## Task goal
Look below for lines that hold the string "Tagged" and copy each one.

»»

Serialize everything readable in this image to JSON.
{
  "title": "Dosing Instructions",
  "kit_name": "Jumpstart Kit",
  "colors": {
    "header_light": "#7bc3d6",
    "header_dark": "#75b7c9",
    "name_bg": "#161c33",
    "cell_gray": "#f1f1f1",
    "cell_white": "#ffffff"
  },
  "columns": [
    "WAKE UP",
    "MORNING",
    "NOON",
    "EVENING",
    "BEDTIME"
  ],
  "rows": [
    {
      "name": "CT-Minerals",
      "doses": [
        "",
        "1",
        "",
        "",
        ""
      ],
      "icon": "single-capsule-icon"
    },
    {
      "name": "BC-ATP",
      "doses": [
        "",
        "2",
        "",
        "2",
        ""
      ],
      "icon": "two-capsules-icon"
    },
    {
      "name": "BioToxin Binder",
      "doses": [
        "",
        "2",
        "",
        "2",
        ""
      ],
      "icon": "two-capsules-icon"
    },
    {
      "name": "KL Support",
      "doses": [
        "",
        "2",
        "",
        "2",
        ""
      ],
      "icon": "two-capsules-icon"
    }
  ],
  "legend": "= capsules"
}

««
»»

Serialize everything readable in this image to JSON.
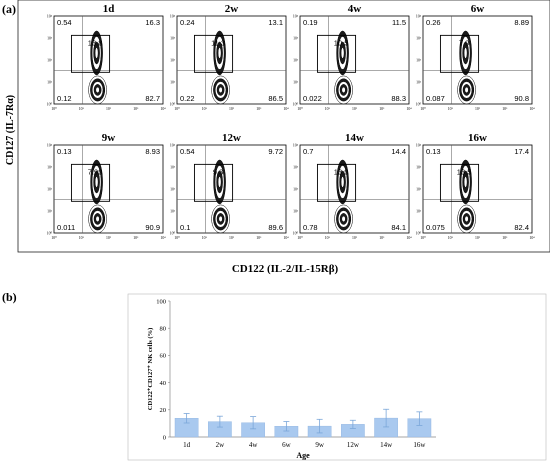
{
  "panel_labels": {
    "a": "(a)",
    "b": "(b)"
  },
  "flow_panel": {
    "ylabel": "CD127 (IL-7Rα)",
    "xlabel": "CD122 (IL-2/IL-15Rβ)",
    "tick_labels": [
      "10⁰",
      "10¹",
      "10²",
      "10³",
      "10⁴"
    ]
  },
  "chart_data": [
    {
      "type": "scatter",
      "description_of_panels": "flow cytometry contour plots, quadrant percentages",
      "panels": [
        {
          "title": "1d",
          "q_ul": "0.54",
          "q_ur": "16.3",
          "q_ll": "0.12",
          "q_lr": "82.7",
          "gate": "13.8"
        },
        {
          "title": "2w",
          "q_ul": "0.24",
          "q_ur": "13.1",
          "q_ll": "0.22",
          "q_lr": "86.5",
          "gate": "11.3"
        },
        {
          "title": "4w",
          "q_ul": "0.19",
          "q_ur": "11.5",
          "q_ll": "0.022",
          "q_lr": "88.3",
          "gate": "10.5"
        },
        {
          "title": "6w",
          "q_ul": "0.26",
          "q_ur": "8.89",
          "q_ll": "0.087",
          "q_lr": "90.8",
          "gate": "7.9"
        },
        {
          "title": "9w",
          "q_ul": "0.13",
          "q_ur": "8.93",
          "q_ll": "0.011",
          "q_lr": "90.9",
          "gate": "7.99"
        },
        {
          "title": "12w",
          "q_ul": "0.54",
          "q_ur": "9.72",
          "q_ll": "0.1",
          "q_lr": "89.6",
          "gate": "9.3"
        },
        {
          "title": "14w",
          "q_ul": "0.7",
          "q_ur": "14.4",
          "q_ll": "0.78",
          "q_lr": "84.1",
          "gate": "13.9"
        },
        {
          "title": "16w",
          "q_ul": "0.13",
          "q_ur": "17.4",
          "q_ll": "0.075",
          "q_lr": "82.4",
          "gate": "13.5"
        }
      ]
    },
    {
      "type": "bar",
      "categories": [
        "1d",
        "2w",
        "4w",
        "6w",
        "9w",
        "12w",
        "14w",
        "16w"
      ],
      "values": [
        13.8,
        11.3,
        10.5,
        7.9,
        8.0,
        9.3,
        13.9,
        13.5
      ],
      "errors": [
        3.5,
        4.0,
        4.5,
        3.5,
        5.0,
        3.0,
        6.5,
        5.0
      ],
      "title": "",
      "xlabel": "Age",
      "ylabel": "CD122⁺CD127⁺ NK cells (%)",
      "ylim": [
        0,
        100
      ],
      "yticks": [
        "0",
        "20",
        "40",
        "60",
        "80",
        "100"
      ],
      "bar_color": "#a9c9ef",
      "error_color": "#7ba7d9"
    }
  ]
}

««
»»

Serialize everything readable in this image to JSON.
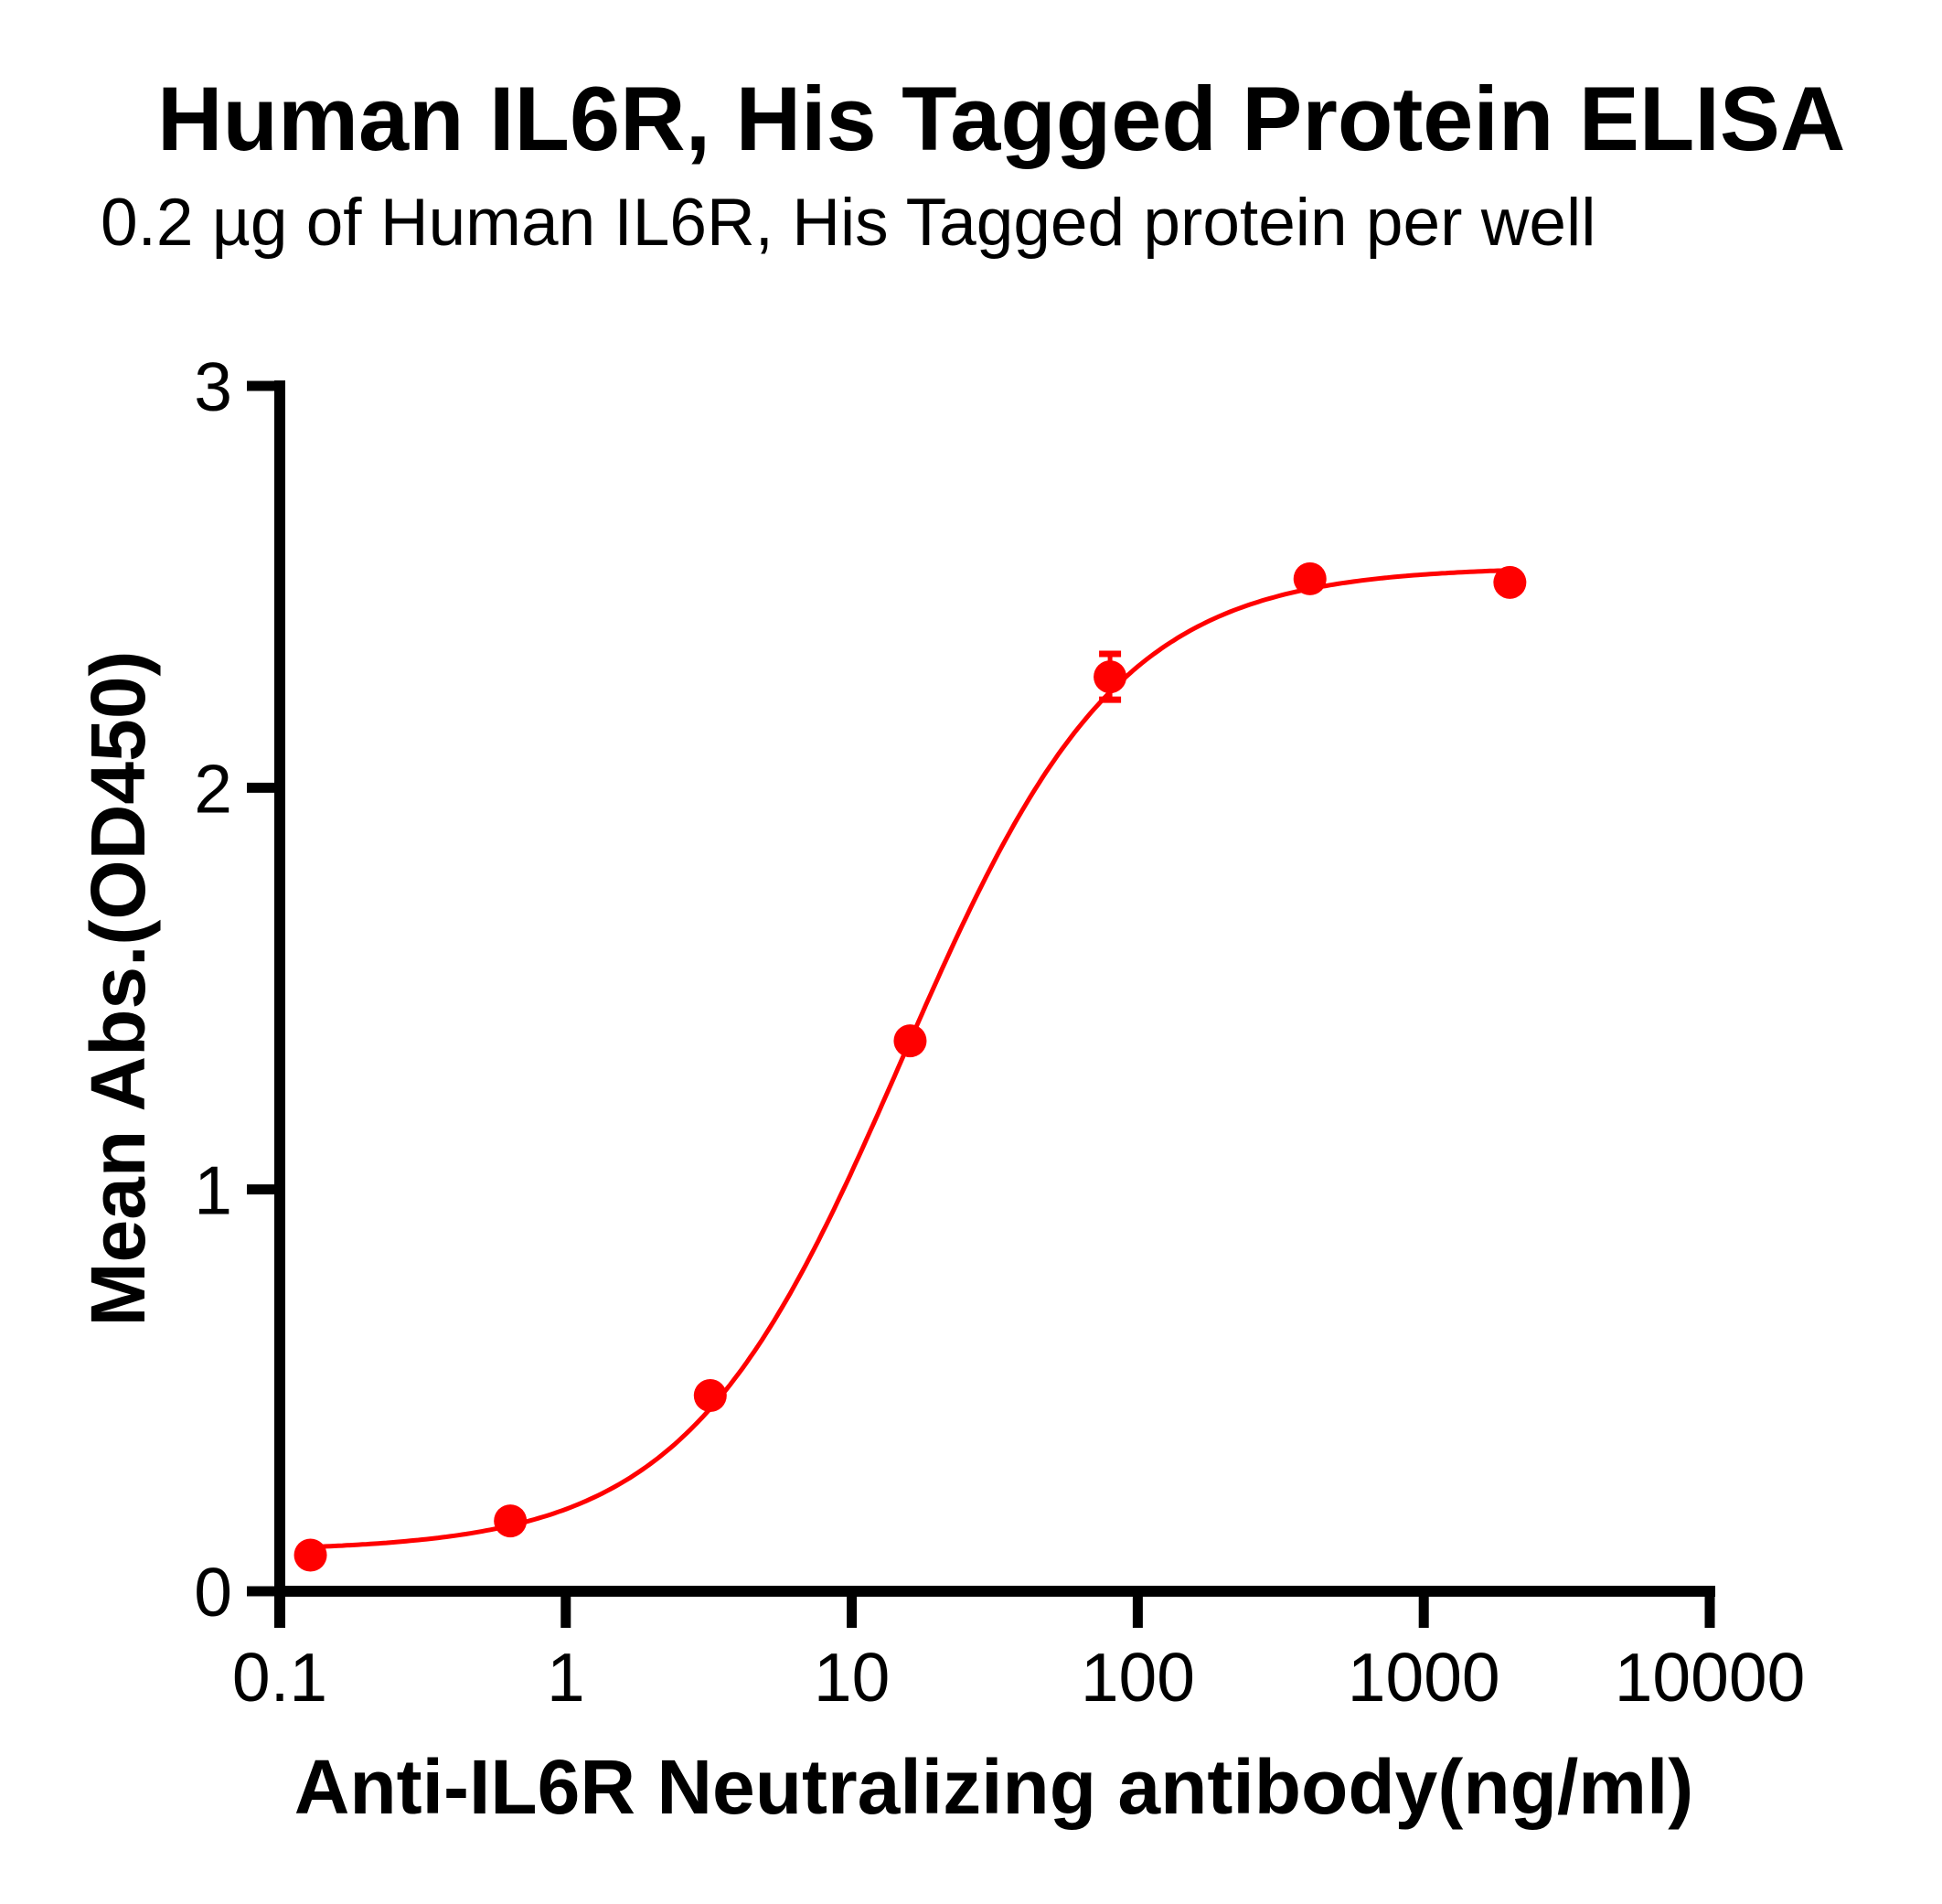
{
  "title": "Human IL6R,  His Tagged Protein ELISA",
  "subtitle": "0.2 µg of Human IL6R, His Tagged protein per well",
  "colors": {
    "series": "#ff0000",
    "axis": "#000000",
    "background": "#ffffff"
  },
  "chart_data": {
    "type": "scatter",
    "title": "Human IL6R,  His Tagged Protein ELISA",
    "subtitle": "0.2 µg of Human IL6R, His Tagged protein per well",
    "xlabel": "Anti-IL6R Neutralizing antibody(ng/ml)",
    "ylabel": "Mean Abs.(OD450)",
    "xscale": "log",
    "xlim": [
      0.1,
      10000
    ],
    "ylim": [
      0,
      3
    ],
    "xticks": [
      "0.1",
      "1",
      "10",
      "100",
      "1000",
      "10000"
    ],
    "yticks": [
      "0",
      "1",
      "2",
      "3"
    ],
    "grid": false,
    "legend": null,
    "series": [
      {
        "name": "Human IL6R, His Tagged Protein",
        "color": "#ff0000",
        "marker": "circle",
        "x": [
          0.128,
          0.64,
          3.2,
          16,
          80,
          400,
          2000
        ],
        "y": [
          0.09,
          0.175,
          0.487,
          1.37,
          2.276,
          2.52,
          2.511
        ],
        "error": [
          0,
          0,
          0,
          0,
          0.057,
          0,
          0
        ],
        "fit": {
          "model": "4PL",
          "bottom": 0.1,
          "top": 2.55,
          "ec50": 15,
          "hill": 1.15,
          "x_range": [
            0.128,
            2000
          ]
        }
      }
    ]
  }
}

««

## Problem solution
  "title": "Human IL6R,  His Tagged Protein ELISA",
  "subtitle": "0.2 µg of Human IL6R, His Tagged protein per well",
    "title": "Human IL6R,  His Tagged Protein ELISA",
    "subtitle": "0.2 µg of Human IL6R, His Tagged protein per well",
        "name": "Human IL6R, His Tagged Protein",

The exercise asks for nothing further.